Records that describe figures

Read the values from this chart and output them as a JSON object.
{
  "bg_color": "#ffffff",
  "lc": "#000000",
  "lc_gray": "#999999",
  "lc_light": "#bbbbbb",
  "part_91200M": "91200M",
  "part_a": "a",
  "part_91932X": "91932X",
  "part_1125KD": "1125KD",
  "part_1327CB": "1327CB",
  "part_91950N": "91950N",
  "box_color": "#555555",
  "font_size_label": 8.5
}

Your goal:
Give back all the records exactly as they stand.

Answer:
Read the values from this chart and output them as a JSON object.
{
  "bg_color": "#ffffff",
  "lc": "#000000",
  "lc_gray": "#999999",
  "lc_light": "#bbbbbb",
  "part_91200M": "91200M",
  "part_a": "a",
  "part_91932X": "91932X",
  "part_1125KD": "1125KD",
  "part_1327CB": "1327CB",
  "part_91950N": "91950N",
  "box_color": "#555555",
  "font_size_label": 8.5
}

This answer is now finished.